═════ MATERIAL FOR THIS TASK ═════
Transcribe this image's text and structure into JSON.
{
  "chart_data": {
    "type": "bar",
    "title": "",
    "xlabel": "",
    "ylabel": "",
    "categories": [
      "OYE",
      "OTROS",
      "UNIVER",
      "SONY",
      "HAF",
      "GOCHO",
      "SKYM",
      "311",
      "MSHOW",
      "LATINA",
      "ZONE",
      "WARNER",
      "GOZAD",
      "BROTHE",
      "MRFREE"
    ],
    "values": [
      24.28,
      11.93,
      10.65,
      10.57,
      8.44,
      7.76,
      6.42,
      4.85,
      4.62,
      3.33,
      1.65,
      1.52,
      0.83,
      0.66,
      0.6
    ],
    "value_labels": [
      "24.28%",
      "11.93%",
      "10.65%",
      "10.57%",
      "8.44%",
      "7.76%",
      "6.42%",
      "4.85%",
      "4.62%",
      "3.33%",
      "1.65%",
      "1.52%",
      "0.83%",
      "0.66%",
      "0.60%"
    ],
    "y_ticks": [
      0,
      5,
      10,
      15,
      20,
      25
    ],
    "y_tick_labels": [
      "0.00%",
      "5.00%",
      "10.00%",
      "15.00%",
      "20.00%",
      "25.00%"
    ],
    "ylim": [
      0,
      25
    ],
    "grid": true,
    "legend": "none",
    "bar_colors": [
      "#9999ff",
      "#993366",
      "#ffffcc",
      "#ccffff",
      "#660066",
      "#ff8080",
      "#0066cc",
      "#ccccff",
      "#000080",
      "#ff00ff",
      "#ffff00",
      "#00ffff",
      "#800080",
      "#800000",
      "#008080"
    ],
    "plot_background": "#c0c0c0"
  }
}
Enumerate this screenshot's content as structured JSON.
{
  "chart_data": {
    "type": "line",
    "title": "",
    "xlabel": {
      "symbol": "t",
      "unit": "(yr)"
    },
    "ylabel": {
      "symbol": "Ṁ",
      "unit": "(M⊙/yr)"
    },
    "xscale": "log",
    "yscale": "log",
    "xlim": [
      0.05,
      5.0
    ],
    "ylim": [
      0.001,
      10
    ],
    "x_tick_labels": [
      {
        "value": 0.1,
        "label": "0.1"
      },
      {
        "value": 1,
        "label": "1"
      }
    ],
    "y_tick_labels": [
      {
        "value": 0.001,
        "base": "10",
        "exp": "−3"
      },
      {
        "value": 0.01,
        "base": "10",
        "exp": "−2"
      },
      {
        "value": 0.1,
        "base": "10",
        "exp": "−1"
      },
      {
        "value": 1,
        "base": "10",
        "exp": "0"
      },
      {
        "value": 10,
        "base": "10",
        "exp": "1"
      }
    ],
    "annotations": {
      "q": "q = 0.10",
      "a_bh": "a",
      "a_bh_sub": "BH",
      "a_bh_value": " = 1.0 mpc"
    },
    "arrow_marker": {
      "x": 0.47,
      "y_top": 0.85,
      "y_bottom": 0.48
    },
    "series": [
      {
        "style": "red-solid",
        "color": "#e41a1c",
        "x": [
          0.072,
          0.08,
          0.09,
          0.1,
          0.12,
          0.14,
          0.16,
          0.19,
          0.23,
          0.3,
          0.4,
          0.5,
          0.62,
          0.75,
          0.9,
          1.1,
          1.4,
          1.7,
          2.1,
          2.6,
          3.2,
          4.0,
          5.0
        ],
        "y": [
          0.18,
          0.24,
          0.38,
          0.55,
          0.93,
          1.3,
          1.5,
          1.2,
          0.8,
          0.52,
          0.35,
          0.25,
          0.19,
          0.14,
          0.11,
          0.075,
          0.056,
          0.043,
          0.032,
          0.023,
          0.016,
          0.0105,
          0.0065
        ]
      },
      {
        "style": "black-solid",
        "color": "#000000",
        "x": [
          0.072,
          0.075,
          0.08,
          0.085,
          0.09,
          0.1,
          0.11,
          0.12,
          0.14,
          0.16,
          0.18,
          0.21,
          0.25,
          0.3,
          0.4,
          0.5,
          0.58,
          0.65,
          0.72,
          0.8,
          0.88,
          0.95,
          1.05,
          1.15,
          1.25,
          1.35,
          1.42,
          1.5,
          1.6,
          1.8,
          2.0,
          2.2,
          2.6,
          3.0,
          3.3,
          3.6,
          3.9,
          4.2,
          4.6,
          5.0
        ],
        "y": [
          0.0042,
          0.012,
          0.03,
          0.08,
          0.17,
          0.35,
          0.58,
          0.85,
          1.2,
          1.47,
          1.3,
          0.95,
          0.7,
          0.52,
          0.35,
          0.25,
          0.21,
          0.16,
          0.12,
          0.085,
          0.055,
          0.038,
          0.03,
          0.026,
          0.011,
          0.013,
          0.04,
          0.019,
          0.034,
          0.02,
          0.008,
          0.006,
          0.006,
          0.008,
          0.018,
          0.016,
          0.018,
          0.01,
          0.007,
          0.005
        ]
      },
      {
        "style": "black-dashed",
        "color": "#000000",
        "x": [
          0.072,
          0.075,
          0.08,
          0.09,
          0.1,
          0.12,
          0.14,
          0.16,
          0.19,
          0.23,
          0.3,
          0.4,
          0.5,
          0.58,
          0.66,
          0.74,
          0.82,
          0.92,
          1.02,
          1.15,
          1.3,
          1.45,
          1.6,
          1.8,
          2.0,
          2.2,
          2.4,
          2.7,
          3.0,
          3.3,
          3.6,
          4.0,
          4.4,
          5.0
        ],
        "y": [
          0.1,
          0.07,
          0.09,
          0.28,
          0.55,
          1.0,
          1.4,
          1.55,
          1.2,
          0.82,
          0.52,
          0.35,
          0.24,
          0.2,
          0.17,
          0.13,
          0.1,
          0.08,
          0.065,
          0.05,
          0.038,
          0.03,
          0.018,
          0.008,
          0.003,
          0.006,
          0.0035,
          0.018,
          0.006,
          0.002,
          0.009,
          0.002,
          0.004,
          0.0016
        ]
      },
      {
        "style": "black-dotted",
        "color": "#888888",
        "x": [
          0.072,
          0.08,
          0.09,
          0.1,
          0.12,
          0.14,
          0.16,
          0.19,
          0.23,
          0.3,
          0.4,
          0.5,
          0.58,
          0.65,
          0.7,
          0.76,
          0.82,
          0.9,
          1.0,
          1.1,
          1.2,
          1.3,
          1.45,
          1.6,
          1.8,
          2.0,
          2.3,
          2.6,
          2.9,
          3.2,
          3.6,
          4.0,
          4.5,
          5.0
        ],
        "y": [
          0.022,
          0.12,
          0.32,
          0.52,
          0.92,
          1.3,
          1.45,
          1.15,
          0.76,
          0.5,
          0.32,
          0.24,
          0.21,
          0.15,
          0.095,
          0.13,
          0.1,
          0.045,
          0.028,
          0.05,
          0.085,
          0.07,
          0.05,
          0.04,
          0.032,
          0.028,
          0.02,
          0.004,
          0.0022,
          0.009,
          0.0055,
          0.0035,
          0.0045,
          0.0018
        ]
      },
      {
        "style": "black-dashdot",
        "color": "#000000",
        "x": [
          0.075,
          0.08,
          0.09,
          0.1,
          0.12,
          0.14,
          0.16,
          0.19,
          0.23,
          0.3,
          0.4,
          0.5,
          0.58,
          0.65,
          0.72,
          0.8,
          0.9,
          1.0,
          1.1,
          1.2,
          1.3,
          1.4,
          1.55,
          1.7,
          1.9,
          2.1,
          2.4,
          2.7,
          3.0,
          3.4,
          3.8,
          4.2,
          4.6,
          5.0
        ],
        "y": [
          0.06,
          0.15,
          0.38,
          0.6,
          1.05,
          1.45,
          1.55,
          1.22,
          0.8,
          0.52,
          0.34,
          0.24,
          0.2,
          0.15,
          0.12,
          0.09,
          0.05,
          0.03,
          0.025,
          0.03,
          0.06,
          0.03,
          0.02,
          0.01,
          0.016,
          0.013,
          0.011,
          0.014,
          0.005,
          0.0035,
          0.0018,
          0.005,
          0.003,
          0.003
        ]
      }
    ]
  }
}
═════
═════ MATERIAL FOR THIS TASK ═════
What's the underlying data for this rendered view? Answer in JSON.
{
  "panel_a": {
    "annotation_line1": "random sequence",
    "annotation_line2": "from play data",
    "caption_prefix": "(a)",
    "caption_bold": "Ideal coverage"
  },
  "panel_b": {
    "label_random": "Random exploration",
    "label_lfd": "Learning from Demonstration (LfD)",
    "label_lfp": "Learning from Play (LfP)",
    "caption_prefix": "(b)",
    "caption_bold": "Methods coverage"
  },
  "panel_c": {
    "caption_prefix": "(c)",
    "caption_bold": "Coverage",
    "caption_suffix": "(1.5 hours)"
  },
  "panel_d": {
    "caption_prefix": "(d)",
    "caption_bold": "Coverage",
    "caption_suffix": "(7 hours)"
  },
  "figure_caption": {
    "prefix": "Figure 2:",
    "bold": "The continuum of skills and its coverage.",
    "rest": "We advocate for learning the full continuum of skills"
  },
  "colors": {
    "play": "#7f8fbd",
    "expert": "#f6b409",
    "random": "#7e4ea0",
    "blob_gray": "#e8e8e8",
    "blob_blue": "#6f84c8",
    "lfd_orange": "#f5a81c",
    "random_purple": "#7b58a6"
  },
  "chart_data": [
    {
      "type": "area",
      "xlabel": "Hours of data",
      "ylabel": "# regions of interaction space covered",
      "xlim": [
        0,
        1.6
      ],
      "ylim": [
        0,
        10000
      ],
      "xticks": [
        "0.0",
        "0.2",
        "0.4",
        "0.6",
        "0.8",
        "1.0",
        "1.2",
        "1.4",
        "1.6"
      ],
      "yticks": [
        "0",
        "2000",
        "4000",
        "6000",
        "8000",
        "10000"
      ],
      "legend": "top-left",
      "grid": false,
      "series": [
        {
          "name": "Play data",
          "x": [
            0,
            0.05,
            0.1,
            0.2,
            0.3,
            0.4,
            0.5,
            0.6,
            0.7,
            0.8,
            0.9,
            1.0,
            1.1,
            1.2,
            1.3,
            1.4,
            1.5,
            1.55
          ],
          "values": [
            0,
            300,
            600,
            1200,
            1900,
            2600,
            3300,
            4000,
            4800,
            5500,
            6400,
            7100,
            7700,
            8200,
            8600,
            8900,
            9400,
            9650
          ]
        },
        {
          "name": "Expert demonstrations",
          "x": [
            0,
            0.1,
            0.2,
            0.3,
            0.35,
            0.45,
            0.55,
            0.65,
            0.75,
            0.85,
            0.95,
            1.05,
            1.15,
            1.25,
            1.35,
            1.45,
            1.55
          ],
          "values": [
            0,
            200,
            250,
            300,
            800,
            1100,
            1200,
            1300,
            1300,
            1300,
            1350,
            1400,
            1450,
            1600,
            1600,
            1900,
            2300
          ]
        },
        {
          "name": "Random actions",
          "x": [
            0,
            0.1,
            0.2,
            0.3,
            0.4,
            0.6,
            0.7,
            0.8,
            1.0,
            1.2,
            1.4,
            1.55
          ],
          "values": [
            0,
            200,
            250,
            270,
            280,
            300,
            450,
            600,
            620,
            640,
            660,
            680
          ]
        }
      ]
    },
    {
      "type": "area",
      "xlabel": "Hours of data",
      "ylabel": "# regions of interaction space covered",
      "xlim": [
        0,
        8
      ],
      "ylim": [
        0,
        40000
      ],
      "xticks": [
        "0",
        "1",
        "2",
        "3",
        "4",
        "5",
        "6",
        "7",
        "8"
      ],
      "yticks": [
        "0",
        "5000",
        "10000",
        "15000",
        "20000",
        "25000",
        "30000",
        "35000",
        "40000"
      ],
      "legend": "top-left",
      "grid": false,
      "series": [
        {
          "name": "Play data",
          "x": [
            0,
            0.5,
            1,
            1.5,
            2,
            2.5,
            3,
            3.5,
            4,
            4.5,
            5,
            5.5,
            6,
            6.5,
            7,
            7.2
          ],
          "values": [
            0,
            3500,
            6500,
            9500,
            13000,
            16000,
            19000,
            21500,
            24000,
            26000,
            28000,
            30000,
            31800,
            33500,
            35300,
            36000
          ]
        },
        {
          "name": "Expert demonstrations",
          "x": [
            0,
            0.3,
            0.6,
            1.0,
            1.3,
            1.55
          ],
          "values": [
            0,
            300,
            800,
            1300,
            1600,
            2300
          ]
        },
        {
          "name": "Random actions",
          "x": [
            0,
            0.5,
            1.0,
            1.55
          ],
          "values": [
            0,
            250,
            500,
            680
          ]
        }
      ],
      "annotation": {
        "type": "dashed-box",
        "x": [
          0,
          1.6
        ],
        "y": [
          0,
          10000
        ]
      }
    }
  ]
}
═════
_PROBLEM TO WORK ON:_ Copy out every line holding the string "type".

_FINAL RESULT:_
    "type": "bar",
    "type": "line",
      "type": "area",
      "type": "area",
        "type": "dashed-box",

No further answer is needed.